In Defense of the Rank-and-File Strategy
Unions are schools of workers’ struggle — that’s why socialists talk so much about them. But they’re also contradictory institutions that often become complacent and bureaucratic. That’s why the rank-and-file strategy is so important.

Uber and other app-based drivers participate in a rally outside of the New York City and Uber and Lyft headquarters on May 08, 2019 in New York City. (Spencer Platt / Getty Images)
It is a very positive development to see the idea of rank-and-file union work so widely discussed by DSA members, in Jacobin and elsewhere. As part of this discussion, Luke Elliott-Negri recently wrote on Jacobin that the “rank-and-file strategy” described by both Barry Eidlin and myself in the 2000 Solidarity pamphlet “The Rank-And-File Strategy” was not a strategy at all, but simply one tactic socialists can deploy in their union work.
As presented in the 2000 Solidarity pamphlet, the strategy involved in rank-and-file union work referred to two aspects of socialist political work that are too long-range in nature to be reduced simply to one of a number of tactics. At the same time, there is an important theoretical and practical thread that connects rank-and-file union and workplace work with a Marxist approach to political work generally: the centrality of independent, working-class self-activity and self-organization that is the political DNA of Marxism and “socialism from below.”

----------------

** What you have to do **
Pick up the essay defending the rank-and-file strategy right after its last sentence and continue it.

----------------

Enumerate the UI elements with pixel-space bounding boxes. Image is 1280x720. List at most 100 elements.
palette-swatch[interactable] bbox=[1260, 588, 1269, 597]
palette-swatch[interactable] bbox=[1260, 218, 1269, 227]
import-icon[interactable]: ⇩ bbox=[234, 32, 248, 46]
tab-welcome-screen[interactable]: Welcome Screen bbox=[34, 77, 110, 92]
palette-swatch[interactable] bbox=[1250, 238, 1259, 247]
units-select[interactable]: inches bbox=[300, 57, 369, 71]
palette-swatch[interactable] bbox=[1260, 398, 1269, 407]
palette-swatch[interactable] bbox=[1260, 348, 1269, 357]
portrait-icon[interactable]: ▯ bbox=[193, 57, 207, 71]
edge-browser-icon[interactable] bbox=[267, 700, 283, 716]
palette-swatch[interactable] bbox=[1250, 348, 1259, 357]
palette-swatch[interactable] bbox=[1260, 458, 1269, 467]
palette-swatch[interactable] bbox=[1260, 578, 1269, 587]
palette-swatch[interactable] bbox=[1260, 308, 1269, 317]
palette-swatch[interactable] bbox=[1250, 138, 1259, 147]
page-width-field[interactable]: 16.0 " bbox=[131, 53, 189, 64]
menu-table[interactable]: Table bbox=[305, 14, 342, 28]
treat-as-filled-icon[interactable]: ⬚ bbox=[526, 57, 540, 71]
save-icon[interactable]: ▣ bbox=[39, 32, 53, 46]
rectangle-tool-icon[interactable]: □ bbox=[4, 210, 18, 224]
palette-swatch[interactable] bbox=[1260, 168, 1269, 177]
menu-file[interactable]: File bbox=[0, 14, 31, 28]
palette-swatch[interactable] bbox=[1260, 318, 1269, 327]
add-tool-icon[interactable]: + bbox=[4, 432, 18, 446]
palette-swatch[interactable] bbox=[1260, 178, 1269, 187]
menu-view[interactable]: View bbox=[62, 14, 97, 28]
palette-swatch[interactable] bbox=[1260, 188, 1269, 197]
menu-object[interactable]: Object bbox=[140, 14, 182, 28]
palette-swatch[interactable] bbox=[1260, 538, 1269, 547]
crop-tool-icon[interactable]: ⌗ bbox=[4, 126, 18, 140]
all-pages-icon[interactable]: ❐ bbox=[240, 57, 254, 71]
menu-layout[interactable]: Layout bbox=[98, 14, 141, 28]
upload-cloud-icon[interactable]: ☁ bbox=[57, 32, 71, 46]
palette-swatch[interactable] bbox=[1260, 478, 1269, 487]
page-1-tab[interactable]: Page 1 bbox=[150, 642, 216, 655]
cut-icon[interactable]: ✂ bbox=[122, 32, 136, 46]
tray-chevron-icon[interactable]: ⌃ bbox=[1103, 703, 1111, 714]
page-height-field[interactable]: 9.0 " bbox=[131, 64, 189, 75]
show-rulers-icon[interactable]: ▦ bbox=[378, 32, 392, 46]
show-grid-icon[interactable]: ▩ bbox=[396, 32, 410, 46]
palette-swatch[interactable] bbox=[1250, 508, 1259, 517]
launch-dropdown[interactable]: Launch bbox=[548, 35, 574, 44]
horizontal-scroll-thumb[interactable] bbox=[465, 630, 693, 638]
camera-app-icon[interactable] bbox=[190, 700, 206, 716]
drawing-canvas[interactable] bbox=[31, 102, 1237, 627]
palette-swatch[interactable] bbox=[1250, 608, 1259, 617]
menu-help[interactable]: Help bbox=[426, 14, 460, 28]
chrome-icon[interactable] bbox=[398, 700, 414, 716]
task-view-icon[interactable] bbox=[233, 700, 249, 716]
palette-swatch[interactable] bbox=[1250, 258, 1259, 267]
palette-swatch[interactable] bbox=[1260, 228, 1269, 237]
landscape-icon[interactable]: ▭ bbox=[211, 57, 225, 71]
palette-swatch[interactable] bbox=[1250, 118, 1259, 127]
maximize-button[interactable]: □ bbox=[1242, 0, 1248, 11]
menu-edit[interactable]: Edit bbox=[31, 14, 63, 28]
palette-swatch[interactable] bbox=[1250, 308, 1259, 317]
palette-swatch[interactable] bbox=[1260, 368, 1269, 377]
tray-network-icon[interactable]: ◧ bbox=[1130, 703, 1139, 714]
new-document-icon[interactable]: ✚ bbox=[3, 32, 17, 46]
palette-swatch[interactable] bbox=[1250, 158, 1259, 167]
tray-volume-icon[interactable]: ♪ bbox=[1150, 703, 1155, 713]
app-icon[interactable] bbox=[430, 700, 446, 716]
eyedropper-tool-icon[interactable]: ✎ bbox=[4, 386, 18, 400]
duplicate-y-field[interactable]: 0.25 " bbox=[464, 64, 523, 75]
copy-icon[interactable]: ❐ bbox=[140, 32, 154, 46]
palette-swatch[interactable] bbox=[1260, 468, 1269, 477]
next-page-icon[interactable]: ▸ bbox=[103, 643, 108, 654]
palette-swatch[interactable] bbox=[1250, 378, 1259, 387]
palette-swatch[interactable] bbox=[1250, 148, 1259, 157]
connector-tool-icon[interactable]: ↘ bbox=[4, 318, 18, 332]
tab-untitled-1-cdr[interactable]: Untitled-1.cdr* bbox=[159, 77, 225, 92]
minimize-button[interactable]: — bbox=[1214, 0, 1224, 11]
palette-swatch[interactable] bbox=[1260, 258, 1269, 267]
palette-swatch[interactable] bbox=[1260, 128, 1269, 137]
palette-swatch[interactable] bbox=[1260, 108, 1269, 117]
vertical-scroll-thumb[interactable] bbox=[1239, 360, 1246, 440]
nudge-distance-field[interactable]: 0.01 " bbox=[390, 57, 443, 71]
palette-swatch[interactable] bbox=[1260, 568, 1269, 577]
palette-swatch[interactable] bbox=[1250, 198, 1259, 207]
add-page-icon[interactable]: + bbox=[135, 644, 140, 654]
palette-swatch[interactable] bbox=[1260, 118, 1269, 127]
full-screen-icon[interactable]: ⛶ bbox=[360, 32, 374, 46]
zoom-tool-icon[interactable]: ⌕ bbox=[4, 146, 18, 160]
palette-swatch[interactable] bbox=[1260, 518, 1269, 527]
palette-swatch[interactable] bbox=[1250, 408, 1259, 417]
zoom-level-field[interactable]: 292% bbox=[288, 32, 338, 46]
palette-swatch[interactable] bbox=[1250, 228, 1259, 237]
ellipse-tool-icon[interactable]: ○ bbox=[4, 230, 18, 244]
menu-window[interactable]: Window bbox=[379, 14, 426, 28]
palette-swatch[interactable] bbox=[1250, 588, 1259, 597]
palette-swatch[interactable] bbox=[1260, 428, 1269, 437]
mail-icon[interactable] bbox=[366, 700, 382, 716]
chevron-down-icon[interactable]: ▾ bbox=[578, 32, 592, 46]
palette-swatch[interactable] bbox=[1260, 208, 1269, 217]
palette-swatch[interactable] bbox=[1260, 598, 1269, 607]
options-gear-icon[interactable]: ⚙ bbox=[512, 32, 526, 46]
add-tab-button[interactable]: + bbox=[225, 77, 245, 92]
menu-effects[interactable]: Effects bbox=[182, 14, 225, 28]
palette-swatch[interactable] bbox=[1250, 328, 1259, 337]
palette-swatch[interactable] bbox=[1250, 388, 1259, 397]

----------------

** Result **
Socialists are enthusiastic supporters of organized labor and unions, which play a central role in advancing the interests and conditions of the working class. They are, as Marx and Engels argued, the “natural organizations” of the working class, schools of workers’ democracy, an expression of the class struggle itself. At the same time, we recognize that unions as they have evolved are complex and contradictory institutions. The elements of democracy and combat with capital cannot be taken for granted. It is in this context that the rank-and-file strategy is relevant.